» THE EXERCISE
Reproduce all of the listing below without alteration.

» DATA SECTION
_ _ _ _
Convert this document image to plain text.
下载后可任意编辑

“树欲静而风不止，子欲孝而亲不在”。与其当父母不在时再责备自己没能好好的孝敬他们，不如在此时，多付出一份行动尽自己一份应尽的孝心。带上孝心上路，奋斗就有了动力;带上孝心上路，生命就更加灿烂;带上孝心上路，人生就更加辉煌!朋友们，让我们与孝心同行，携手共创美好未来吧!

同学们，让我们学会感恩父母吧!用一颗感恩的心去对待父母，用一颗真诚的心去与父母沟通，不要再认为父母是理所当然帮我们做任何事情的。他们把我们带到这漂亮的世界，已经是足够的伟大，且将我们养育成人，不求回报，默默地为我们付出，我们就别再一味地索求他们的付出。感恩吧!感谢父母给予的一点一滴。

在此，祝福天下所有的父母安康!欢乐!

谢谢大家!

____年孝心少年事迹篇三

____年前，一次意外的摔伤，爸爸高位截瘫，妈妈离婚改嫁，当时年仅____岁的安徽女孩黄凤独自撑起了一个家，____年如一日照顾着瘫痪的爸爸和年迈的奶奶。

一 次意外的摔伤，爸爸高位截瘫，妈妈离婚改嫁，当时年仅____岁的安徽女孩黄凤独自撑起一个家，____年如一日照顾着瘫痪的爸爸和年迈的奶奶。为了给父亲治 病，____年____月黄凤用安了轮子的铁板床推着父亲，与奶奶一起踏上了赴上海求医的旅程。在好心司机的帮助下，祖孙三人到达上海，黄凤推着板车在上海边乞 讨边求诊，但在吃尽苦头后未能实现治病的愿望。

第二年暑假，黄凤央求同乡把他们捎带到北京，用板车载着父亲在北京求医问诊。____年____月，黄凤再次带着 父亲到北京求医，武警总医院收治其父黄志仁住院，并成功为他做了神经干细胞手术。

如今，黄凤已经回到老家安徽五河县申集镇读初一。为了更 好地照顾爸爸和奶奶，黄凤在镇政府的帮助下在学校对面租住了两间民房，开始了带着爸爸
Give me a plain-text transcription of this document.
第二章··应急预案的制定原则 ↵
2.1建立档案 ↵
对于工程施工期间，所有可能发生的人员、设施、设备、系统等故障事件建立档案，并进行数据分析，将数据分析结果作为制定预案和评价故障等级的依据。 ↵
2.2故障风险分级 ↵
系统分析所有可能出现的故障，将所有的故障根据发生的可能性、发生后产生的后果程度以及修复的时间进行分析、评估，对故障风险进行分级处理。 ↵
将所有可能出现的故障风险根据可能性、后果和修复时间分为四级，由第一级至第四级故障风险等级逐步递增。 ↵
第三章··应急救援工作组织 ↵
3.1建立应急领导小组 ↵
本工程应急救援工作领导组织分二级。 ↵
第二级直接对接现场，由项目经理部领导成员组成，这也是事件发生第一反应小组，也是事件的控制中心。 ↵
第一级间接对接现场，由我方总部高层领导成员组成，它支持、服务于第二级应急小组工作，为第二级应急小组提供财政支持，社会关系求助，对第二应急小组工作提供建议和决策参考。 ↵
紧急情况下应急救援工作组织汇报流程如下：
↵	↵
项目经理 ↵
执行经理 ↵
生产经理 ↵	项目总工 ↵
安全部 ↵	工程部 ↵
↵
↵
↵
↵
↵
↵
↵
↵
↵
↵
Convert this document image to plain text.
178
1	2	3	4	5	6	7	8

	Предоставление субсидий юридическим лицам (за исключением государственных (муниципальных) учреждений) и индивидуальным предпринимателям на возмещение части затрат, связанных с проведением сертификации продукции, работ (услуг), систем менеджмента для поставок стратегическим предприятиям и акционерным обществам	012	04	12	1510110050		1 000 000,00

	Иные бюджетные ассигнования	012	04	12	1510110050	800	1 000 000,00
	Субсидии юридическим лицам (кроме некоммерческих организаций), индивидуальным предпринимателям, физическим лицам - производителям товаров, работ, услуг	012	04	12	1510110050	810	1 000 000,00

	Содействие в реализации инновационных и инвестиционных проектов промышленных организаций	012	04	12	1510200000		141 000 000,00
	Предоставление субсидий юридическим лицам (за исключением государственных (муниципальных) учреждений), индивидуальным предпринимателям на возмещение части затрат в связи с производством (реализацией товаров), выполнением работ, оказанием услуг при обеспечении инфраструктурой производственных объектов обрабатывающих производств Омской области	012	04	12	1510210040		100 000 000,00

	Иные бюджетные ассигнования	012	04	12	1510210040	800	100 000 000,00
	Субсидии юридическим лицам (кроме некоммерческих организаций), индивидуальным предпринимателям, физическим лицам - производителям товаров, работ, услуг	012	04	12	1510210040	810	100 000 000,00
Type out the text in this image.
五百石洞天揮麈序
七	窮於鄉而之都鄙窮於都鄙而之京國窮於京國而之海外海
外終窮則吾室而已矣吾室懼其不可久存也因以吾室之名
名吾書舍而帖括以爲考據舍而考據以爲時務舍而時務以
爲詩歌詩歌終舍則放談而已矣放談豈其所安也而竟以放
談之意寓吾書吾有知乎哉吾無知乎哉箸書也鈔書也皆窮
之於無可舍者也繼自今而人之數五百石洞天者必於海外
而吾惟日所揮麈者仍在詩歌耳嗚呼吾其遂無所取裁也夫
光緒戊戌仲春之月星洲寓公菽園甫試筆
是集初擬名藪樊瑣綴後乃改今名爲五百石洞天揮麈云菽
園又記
_ _ _ _
» OUTPUT
Convert this document image to plain text.
下载后可任意编辑

“树欲静而风不止，子欲孝而亲不在”。与其当父母不在时再责备自己没能好好的孝敬他们，不如在此时，多付出一份行动尽自己一份应尽的孝心。带上孝心上路，奋斗就有了动力;带上孝心上路，生命就更加灿烂;带上孝心上路，人生就更加辉煌!朋友们，让我们与孝心同行，携手共创美好未来吧!

同学们，让我们学会感恩父母吧!用一颗感恩的心去对待父母，用一颗真诚的心去与父母沟通，不要再认为父母是理所当然帮我们做任何事情的。他们把我们带到这漂亮的世界，已经是足够的伟大，且将我们养育成人，不求回报，默默地为我们付出，我们就别再一味地索求他们的付出。感恩吧!感谢父母给予的一点一滴。

在此，祝福天下所有的父母安康!欢乐!

谢谢大家!

____年孝心少年事迹篇三

____年前，一次意外的摔伤，爸爸高位截瘫，妈妈离婚改嫁，当时年仅____岁的安徽女孩黄凤独自撑起了一个家，____年如一日照顾着瘫痪的爸爸和年迈的奶奶。

一 次意外的摔伤，爸爸高位截瘫，妈妈离婚改嫁，当时年仅____岁的安徽女孩黄凤独自撑起一个家，____年如一日照顾着瘫痪的爸爸和年迈的奶奶。为了给父亲治 病，____年____月黄凤用安了轮子的铁板床推着父亲，与奶奶一起踏上了赴上海求医的旅程。在好心司机的帮助下，祖孙三人到达上海，黄凤推着板车在上海边乞 讨边求诊，但在吃尽苦头后未能实现治病的愿望。

第二年暑假，黄凤央求同乡把他们捎带到北京，用板车载着父亲在北京求医问诊。____年____月，黄凤再次带着 父亲到北京求医，武警总医院收治其父黄志仁住院，并成功为他做了神经干细胞手术。

如今，黄凤已经回到老家安徽五河县申集镇读初一。为了更 好地照顾爸爸和奶奶，黄凤在镇政府的帮助下在学校对面租住了两间民房，开始了带着爸爸
Give me a plain-text transcription of this document.
第二章··应急预案的制定原则 ↵
2.1建立档案 ↵
对于工程施工期间，所有可能发生的人员、设施、设备、系统等故障事件建立档案，并进行数据分析，将数据分析结果作为制定预案和评价故障等级的依据。 ↵
2.2故障风险分级 ↵
系统分析所有可能出现的故障，将所有的故障根据发生的可能性、发生后产生的后果程度以及修复的时间进行分析、评估，对故障风险进行分级处理。 ↵
将所有可能出现的故障风险根据可能性、后果和修复时间分为四级，由第一级至第四级故障风险等级逐步递增。 ↵
第三章··应急救援工作组织 ↵
3.1建立应急领导小组 ↵
本工程应急救援工作领导组织分二级。 ↵
第二级直接对接现场，由项目经理部领导成员组成，这也是事件发生第一反应小组，也是事件的控制中心。 ↵
第一级间接对接现场，由我方总部高层领导成员组成，它支持、服务于第二级应急小组工作，为第二级应急小组提供财政支持，社会关系求助，对第二应急小组工作提供建议和决策参考。 ↵
紧急情况下应急救援工作组织汇报流程如下：
↵	↵
项目经理 ↵
执行经理 ↵
生产经理 ↵	项目总工 ↵
安全部 ↵	工程部 ↵
↵
↵
↵
↵
↵
↵
↵
↵
↵
↵
Convert this document image to plain text.
178
1	2	3	4	5	6	7	8

	Предоставление субсидий юридическим лицам (за исключением государственных (муниципальных) учреждений) и индивидуальным предпринимателям на возмещение части затрат, связанных с проведением сертификации продукции, работ (услуг), систем менеджмента для поставок стратегическим предприятиям и акционерным обществам	012	04	12	1510110050		1 000 000,00

	Иные бюджетные ассигнования	012	04	12	1510110050	800	1 000 000,00
	Субсидии юридическим лицам (кроме некоммерческих организаций), индивидуальным предпринимателям, физическим лицам - производителям товаров, работ, услуг	012	04	12	1510110050	810	1 000 000,00

	Содействие в реализации инновационных и инвестиционных проектов промышленных организаций	012	04	12	1510200000		141 000 000,00
	Предоставление субсидий юридическим лицам (за исключением государственных (муниципальных) учреждений), индивидуальным предпринимателям на возмещение части затрат в связи с производством (реализацией товаров), выполнением работ, оказанием услуг при обеспечении инфраструктурой производственных объектов обрабатывающих производств Омской области	012	04	12	1510210040		100 000 000,00

	Иные бюджетные ассигнования	012	04	12	1510210040	800	100 000 000,00
	Субсидии юридическим лицам (кроме некоммерческих организаций), индивидуальным предпринимателям, физическим лицам - производителям товаров, работ, услуг	012	04	12	1510210040	810	100 000 000,00
Type out the text in this image.
五百石洞天揮麈序
七	窮於鄉而之都鄙窮於都鄙而之京國窮於京國而之海外海
外終窮則吾室而已矣吾室懼其不可久存也因以吾室之名
名吾書舍而帖括以爲考據舍而考據以爲時務舍而時務以
爲詩歌詩歌終舍則放談而已矣放談豈其所安也而竟以放
談之意寓吾書吾有知乎哉吾無知乎哉箸書也鈔書也皆窮
之於無可舍者也繼自今而人之數五百石洞天者必於海外
而吾惟日所揮麈者仍在詩歌耳嗚呼吾其遂無所取裁也夫
光緒戊戌仲春之月星洲寓公菽園甫試筆
是集初擬名藪樊瑣綴後乃改今名爲五百石洞天揮麈云菽
園又記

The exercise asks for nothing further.